- Items listed in a dataset -

☆ ☆ ☆ ☆ ☆

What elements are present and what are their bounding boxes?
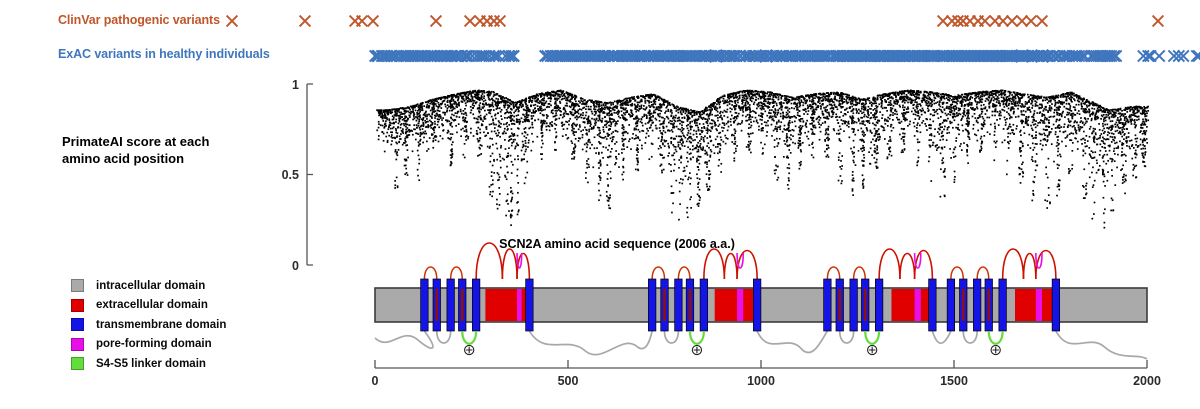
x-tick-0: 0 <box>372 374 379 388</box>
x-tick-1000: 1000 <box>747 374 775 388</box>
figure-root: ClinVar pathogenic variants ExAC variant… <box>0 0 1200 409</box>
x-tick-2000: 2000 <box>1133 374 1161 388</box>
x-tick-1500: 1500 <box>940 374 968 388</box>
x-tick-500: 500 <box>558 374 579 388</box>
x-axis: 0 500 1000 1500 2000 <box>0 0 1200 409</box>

☆ ☆ ☆ ☆ ☆

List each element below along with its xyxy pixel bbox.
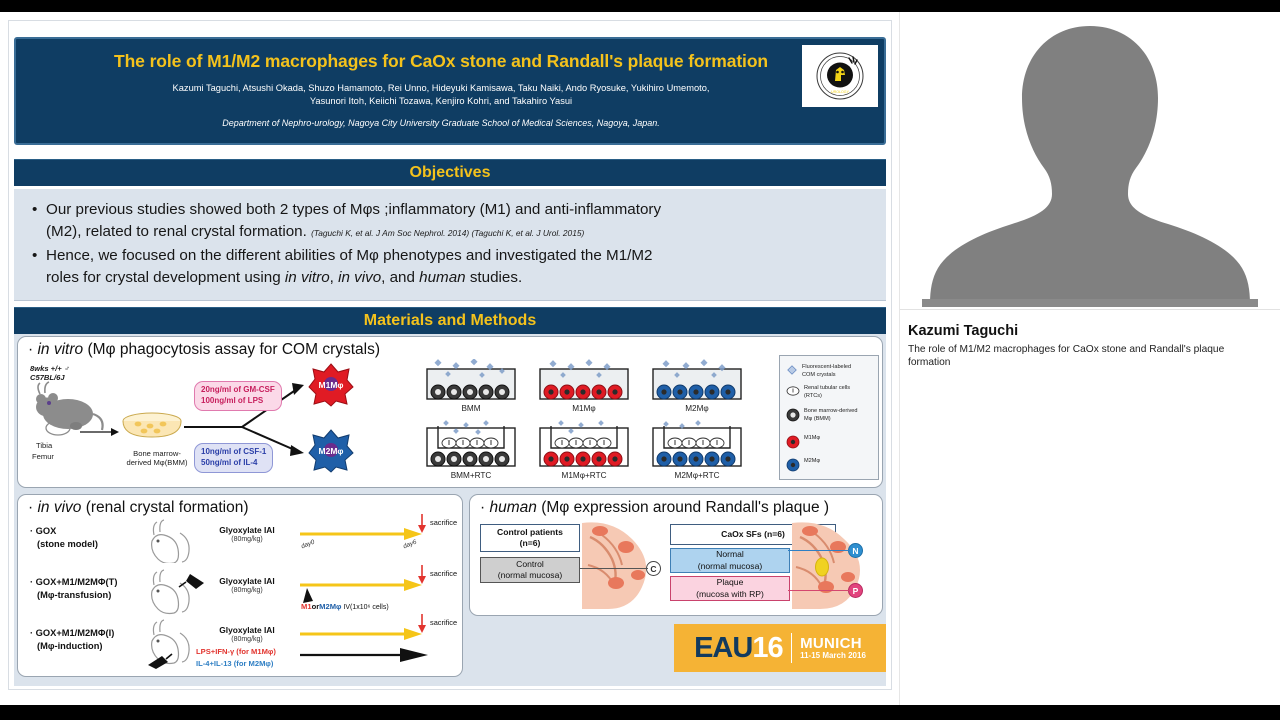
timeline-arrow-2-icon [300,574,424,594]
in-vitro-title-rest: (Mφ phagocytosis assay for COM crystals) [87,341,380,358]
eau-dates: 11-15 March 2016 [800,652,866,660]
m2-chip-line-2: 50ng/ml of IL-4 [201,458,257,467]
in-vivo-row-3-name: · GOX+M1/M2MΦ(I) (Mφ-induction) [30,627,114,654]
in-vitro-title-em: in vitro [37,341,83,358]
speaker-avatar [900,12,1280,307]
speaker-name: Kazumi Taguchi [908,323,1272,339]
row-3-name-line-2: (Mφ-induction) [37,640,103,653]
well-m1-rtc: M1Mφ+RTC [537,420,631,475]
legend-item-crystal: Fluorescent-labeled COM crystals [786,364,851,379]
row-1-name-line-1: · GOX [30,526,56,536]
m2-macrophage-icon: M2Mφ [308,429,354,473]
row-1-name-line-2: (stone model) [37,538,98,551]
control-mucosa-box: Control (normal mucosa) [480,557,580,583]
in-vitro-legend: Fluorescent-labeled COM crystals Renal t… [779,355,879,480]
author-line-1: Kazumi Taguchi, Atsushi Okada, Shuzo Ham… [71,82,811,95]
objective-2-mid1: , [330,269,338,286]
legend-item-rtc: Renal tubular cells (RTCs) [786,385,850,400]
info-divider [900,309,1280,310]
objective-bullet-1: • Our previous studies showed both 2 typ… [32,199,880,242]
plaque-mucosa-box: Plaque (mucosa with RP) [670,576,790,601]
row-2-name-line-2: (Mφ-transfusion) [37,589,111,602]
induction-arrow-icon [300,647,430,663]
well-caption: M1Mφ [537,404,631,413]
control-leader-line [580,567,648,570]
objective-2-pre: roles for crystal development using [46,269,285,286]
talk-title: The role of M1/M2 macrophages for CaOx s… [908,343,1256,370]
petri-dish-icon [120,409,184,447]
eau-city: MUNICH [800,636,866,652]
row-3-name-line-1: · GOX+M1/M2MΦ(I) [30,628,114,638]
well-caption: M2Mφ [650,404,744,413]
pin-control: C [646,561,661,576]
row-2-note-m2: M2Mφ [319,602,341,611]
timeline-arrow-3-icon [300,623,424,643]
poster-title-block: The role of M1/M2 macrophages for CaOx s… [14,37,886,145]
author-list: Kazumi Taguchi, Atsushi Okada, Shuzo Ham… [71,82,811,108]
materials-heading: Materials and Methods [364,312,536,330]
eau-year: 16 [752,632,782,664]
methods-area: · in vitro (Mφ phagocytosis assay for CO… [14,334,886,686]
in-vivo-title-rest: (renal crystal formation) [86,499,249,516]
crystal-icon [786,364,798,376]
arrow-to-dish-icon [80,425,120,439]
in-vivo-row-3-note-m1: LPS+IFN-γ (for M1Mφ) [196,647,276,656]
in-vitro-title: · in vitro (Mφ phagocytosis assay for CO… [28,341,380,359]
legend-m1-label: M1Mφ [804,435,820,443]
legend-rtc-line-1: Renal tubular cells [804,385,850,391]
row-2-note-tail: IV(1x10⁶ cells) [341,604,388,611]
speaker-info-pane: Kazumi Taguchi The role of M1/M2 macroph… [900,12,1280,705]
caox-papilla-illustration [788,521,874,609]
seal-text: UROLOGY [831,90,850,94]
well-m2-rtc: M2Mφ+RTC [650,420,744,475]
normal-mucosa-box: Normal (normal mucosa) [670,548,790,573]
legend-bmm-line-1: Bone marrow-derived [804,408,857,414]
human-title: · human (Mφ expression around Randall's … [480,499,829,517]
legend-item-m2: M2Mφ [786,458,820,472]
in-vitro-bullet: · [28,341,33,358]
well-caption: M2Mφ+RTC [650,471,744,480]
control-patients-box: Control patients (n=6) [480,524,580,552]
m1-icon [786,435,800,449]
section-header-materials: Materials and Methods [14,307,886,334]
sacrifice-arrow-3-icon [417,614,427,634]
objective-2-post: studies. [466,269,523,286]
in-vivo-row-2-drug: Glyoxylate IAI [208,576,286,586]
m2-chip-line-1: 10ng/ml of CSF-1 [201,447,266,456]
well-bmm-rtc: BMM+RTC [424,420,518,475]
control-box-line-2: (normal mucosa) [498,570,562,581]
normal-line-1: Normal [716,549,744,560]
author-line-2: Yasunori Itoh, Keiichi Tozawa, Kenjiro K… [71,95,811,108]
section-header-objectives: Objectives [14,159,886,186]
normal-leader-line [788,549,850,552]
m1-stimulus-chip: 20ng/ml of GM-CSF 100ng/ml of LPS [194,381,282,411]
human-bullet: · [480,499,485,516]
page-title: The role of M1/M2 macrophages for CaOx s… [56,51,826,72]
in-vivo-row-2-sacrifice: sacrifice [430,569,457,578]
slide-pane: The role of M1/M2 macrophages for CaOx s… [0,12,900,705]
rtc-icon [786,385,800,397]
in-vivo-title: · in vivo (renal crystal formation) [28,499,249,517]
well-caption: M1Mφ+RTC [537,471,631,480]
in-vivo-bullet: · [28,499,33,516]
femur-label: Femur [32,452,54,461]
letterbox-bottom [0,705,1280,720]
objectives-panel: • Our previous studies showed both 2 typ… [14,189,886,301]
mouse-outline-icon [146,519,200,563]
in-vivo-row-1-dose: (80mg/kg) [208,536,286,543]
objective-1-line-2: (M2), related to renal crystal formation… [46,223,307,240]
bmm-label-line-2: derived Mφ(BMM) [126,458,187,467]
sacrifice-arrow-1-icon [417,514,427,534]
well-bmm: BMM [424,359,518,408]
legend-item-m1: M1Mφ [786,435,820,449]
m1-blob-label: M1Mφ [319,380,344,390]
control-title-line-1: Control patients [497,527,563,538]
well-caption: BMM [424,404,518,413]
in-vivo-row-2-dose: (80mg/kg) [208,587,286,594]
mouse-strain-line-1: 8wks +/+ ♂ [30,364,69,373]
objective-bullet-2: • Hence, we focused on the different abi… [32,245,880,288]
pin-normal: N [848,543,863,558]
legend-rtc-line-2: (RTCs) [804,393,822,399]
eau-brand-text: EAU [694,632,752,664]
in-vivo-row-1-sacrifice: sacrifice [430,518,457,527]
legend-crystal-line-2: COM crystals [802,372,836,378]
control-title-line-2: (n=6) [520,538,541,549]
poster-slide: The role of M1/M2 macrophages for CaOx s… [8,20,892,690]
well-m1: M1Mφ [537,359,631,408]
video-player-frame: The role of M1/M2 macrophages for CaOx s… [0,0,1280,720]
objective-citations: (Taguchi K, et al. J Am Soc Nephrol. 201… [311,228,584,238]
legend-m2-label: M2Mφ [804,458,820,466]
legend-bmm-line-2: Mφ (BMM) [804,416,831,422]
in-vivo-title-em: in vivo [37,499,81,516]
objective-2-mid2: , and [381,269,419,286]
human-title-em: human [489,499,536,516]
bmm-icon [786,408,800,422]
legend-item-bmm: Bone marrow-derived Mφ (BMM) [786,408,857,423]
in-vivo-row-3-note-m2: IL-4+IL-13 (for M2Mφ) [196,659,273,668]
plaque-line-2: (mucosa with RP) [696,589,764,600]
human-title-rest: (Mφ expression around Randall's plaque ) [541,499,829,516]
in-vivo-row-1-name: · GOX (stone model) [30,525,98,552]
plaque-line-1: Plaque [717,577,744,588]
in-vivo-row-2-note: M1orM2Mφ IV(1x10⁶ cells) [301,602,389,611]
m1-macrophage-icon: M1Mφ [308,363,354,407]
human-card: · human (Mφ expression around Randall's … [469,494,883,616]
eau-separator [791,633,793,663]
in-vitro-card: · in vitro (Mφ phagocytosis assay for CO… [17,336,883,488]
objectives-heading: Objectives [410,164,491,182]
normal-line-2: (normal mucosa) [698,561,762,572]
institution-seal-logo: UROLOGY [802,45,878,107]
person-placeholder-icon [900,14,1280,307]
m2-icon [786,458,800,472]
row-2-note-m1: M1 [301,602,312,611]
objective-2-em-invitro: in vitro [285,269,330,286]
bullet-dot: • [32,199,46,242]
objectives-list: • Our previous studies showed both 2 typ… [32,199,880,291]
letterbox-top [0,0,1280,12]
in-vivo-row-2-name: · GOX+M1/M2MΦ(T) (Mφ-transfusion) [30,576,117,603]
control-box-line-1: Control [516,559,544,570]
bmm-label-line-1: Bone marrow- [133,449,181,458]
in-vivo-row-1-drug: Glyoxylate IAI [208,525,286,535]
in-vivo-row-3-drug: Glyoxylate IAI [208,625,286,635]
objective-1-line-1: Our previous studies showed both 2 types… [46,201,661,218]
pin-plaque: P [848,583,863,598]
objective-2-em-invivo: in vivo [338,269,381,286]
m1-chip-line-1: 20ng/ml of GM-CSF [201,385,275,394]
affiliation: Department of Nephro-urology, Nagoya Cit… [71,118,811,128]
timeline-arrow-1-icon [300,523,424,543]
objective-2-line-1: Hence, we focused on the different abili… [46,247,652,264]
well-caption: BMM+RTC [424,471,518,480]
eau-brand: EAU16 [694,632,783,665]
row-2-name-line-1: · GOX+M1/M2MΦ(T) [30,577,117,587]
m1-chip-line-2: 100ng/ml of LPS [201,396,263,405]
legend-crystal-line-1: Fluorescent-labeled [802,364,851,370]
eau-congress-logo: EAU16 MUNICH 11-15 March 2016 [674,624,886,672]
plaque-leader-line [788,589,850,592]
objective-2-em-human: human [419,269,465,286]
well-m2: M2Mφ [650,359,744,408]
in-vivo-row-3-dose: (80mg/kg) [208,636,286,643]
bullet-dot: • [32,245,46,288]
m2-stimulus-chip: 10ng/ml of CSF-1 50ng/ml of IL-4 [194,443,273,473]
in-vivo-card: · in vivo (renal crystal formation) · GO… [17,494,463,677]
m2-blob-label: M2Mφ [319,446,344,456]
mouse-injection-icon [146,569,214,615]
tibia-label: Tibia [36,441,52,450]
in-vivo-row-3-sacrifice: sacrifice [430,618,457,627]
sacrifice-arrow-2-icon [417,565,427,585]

☆ ☆ ☆ ☆ ☆

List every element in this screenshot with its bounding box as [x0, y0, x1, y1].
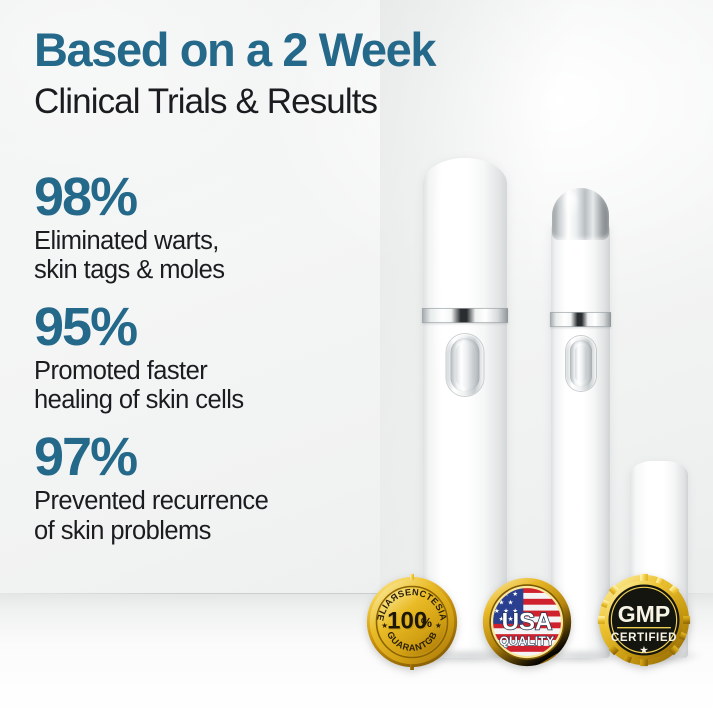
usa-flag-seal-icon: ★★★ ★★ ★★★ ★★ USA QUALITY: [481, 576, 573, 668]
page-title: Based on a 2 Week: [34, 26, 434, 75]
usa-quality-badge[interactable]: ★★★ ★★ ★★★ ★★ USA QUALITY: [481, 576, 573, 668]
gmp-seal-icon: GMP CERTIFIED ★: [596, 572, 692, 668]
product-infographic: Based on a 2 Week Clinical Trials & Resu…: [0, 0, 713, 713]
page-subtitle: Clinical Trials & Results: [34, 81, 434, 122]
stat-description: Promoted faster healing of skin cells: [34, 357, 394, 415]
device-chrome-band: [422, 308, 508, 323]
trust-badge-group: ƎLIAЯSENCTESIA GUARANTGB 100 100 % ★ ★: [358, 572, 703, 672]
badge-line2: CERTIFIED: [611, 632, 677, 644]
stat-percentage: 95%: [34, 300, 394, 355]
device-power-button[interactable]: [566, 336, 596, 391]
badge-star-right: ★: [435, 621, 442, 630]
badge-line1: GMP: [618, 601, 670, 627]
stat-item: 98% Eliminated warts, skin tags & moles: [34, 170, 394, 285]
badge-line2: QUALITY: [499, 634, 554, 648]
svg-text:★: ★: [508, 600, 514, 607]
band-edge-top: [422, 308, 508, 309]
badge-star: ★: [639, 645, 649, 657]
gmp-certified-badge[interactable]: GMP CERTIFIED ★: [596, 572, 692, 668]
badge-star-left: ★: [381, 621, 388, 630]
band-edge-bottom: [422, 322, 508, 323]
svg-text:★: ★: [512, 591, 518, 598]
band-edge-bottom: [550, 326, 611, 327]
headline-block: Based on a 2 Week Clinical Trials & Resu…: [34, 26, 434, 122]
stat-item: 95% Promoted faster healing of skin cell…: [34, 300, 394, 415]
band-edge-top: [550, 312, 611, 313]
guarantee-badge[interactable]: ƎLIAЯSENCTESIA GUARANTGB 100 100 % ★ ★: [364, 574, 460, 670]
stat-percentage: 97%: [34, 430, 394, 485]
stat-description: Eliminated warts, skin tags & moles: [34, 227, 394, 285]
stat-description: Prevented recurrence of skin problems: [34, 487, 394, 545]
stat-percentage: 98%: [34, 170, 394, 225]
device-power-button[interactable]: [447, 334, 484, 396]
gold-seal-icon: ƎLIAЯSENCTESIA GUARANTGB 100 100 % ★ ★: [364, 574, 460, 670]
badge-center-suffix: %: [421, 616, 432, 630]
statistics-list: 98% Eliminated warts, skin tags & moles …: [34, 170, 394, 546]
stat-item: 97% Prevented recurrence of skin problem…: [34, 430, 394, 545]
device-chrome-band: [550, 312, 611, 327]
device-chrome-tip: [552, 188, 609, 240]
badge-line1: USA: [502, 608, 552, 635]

☆ ☆ ☆ ☆ ☆

- WHAT YOU SHOULD DO -
Count the lines of the entries above that contain the word "device" and give only the number.

- RESPONSE BELOW -
5